### INPUT DATA
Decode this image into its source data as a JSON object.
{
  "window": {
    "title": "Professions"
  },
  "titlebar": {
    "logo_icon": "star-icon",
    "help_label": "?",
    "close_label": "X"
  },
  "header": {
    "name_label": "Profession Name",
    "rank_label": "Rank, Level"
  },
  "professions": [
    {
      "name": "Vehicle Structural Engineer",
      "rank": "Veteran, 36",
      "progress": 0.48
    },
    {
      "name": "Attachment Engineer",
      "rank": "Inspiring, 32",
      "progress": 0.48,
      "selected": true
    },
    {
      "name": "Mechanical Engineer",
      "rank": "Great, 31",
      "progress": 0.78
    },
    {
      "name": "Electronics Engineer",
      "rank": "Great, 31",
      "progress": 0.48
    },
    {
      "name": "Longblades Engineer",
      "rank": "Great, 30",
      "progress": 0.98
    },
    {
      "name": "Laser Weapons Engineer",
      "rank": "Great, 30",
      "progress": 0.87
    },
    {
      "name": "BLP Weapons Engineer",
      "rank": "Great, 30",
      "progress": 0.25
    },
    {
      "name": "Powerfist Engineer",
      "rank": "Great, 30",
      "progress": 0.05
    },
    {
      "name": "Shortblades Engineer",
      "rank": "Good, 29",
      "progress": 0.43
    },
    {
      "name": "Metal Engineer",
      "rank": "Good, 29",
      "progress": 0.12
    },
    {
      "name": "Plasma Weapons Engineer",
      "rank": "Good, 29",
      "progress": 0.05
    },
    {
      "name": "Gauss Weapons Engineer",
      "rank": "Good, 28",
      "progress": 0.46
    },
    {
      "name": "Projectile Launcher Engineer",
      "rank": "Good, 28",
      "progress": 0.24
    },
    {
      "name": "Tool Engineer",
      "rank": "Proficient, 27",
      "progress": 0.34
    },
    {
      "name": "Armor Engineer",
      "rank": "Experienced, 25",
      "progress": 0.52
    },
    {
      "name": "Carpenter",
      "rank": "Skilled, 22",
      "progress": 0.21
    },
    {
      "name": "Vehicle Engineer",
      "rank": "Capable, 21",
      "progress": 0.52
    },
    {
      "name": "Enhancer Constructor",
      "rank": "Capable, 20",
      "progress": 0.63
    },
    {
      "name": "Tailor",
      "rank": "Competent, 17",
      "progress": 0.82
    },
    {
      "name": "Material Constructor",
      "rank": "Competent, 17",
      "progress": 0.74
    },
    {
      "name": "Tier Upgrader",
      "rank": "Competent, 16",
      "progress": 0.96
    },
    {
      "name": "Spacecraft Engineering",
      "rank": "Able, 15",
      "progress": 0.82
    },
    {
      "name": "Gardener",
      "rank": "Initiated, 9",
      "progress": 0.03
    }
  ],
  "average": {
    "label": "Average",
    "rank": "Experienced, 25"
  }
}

### SET PROBLEM
All of the material must be reproduced exactly.

### TASK ANSWER
Decode this image into its source data as a JSON object.
{
  "window": {
    "title": "Professions"
  },
  "titlebar": {
    "logo_icon": "star-icon",
    "help_label": "?",
    "close_label": "X"
  },
  "header": {
    "name_label": "Profession Name",
    "rank_label": "Rank, Level"
  },
  "professions": [
    {
      "name": "Vehicle Structural Engineer",
      "rank": "Veteran, 36",
      "progress": 0.48
    },
    {
      "name": "Attachment Engineer",
      "rank": "Inspiring, 32",
      "progress": 0.48,
      "selected": true
    },
    {
      "name": "Mechanical Engineer",
      "rank": "Great, 31",
      "progress": 0.78
    },
    {
      "name": "Electronics Engineer",
      "rank": "Great, 31",
      "progress": 0.48
    },
    {
      "name": "Longblades Engineer",
      "rank": "Great, 30",
      "progress": 0.98
    },
    {
      "name": "Laser Weapons Engineer",
      "rank": "Great, 30",
      "progress": 0.87
    },
    {
      "name": "BLP Weapons Engineer",
      "rank": "Great, 30",
      "progress": 0.25
    },
    {
      "name": "Powerfist Engineer",
      "rank": "Great, 30",
      "progress": 0.05
    },
    {
      "name": "Shortblades Engineer",
      "rank": "Good, 29",
      "progress": 0.43
    },
    {
      "name": "Metal Engineer",
      "rank": "Good, 29",
      "progress": 0.12
    },
    {
      "name": "Plasma Weapons Engineer",
      "rank": "Good, 29",
      "progress": 0.05
    },
    {
      "name": "Gauss Weapons Engineer",
      "rank": "Good, 28",
      "progress": 0.46
    },
    {
      "name": "Projectile Launcher Engineer",
      "rank": "Good, 28",
      "progress": 0.24
    },
    {
      "name": "Tool Engineer",
      "rank": "Proficient, 27",
      "progress": 0.34
    },
    {
      "name": "Armor Engineer",
      "rank": "Experienced, 25",
      "progress": 0.52
    },
    {
      "name": "Carpenter",
      "rank": "Skilled, 22",
      "progress": 0.21
    },
    {
      "name": "Vehicle Engineer",
      "rank": "Capable, 21",
      "progress": 0.52
    },
    {
      "name": "Enhancer Constructor",
      "rank": "Capable, 20",
      "progress": 0.63
    },
    {
      "name": "Tailor",
      "rank": "Competent, 17",
      "progress": 0.82
    },
    {
      "name": "Material Constructor",
      "rank": "Competent, 17",
      "progress": 0.74
    },
    {
      "name": "Tier Upgrader",
      "rank": "Competent, 16",
      "progress": 0.96
    },
    {
      "name": "Spacecraft Engineering",
      "rank": "Able, 15",
      "progress": 0.82
    },
    {
      "name": "Gardener",
      "rank": "Initiated, 9",
      "progress": 0.03
    }
  ],
  "average": {
    "label": "Average",
    "rank": "Experienced, 25"
  }
}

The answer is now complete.